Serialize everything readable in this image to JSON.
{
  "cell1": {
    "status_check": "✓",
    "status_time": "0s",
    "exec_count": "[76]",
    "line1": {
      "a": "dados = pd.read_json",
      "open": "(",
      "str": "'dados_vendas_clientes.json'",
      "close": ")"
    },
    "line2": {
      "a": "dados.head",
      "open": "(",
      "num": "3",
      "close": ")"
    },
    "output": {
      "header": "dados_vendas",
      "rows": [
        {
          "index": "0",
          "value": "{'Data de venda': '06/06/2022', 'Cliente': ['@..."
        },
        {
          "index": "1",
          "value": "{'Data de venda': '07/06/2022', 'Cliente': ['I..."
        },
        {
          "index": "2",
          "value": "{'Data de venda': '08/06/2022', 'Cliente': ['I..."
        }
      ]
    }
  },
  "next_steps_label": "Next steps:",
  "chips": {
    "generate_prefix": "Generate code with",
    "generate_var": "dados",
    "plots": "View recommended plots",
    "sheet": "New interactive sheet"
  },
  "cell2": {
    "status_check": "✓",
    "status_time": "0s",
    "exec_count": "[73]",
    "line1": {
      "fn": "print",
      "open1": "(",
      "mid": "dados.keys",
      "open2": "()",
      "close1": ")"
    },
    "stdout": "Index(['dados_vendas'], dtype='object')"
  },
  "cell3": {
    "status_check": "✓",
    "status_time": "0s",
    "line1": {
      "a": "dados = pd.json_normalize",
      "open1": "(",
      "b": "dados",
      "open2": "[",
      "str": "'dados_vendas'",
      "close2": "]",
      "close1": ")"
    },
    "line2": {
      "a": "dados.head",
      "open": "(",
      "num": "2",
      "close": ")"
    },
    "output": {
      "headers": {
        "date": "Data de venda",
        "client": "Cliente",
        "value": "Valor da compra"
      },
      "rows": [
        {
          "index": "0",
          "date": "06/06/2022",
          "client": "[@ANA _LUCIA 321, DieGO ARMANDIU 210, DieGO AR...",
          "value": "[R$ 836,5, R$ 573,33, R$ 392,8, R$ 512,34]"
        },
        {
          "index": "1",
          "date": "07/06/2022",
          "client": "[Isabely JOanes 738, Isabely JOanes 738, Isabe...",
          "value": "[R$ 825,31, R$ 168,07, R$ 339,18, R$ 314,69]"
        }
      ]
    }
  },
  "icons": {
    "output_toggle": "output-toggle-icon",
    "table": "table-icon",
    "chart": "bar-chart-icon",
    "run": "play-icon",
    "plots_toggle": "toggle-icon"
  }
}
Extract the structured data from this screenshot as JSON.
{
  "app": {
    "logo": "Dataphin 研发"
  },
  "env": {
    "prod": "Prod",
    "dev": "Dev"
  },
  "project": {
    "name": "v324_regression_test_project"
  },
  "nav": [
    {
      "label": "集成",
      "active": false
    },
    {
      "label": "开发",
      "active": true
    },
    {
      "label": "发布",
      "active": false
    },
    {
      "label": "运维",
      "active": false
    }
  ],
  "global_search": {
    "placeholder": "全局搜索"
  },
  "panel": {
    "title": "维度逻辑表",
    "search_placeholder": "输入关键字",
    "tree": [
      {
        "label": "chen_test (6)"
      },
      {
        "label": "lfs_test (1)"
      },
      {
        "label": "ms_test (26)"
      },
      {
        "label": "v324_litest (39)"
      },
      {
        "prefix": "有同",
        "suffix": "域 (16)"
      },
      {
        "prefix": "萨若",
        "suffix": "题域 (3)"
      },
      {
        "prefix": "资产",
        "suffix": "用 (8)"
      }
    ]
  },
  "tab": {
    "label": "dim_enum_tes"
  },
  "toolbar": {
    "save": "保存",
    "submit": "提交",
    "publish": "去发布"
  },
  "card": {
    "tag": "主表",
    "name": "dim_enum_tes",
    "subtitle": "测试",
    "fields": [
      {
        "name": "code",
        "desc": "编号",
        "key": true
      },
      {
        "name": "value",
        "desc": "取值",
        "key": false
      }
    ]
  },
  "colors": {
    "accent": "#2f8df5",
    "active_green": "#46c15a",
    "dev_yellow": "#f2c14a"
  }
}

> Prompt
Reproduce the data in full, exactly as presented.

> Worked solution
Serialize everything readable in this image to JSON.
{
  "cell1": {
    "status_check": "✓",
    "status_time": "0s",
    "exec_count": "[76]",
    "line1": {
      "a": "dados = pd.read_json",
      "open": "(",
      "str": "'dados_vendas_clientes.json'",
      "close": ")"
    },
    "line2": {
      "a": "dados.head",
      "open": "(",
      "num": "3",
      "close": ")"
    },
    "output": {
      "header": "dados_vendas",
      "rows": [
        {
          "index": "0",
          "value": "{'Data de venda': '06/06/2022', 'Cliente': ['@..."
        },
        {
          "index": "1",
          "value": "{'Data de venda': '07/06/2022', 'Cliente': ['I..."
        },
        {
          "index": "2",
          "value": "{'Data de venda': '08/06/2022', 'Cliente': ['I..."
        }
      ]
    }
  },
  "next_steps_label": "Next steps:",
  "chips": {
    "generate_prefix": "Generate code with",
    "generate_var": "dados",
    "plots": "View recommended plots",
    "sheet": "New interactive sheet"
  },
  "cell2": {
    "status_check": "✓",
    "status_time": "0s",
    "exec_count": "[73]",
    "line1": {
      "fn": "print",
      "open1": "(",
      "mid": "dados.keys",
      "open2": "()",
      "close1": ")"
    },
    "stdout": "Index(['dados_vendas'], dtype='object')"
  },
  "cell3": {
    "status_check": "✓",
    "status_time": "0s",
    "line1": {
      "a": "dados = pd.json_normalize",
      "open1": "(",
      "b": "dados",
      "open2": "[",
      "str": "'dados_vendas'",
      "close2": "]",
      "close1": ")"
    },
    "line2": {
      "a": "dados.head",
      "open": "(",
      "num": "2",
      "close": ")"
    },
    "output": {
      "headers": {
        "date": "Data de venda",
        "client": "Cliente",
        "value": "Valor da compra"
      },
      "rows": [
        {
          "index": "0",
          "date": "06/06/2022",
          "client": "[@ANA _LUCIA 321, DieGO ARMANDIU 210, DieGO AR...",
          "value": "[R$ 836,5, R$ 573,33, R$ 392,8, R$ 512,34]"
        },
        {
          "index": "1",
          "date": "07/06/2022",
          "client": "[Isabely JOanes 738, Isabely JOanes 738, Isabe...",
          "value": "[R$ 825,31, R$ 168,07, R$ 339,18, R$ 314,69]"
        }
      ]
    }
  },
  "icons": {
    "output_toggle": "output-toggle-icon",
    "table": "table-icon",
    "chart": "bar-chart-icon",
    "run": "play-icon",
    "plots_toggle": "toggle-icon"
  }
}
Extract the structured data from this screenshot as JSON.
{
  "app": {
    "logo": "Dataphin 研发"
  },
  "env": {
    "prod": "Prod",
    "dev": "Dev"
  },
  "project": {
    "name": "v324_regression_test_project"
  },
  "nav": [
    {
      "label": "集成",
      "active": false
    },
    {
      "label": "开发",
      "active": true
    },
    {
      "label": "发布",
      "active": false
    },
    {
      "label": "运维",
      "active": false
    }
  ],
  "global_search": {
    "placeholder": "全局搜索"
  },
  "panel": {
    "title": "维度逻辑表",
    "search_placeholder": "输入关键字",
    "tree": [
      {
        "label": "chen_test (6)"
      },
      {
        "label": "lfs_test (1)"
      },
      {
        "label": "ms_test (26)"
      },
      {
        "label": "v324_litest (39)"
      },
      {
        "prefix": "有同",
        "suffix": "域 (16)"
      },
      {
        "prefix": "萨若",
        "suffix": "题域 (3)"
      },
      {
        "prefix": "资产",
        "suffix": "用 (8)"
      }
    ]
  },
  "tab": {
    "label": "dim_enum_tes"
  },
  "toolbar": {
    "save": "保存",
    "submit": "提交",
    "publish": "去发布"
  },
  "card": {
    "tag": "主表",
    "name": "dim_enum_tes",
    "subtitle": "测试",
    "fields": [
      {
        "name": "code",
        "desc": "编号",
        "key": true
      },
      {
        "name": "value",
        "desc": "取值",
        "key": false
      }
    ]
  },
  "colors": {
    "accent": "#2f8df5",
    "active_green": "#46c15a",
    "dev_yellow": "#f2c14a"
  }
}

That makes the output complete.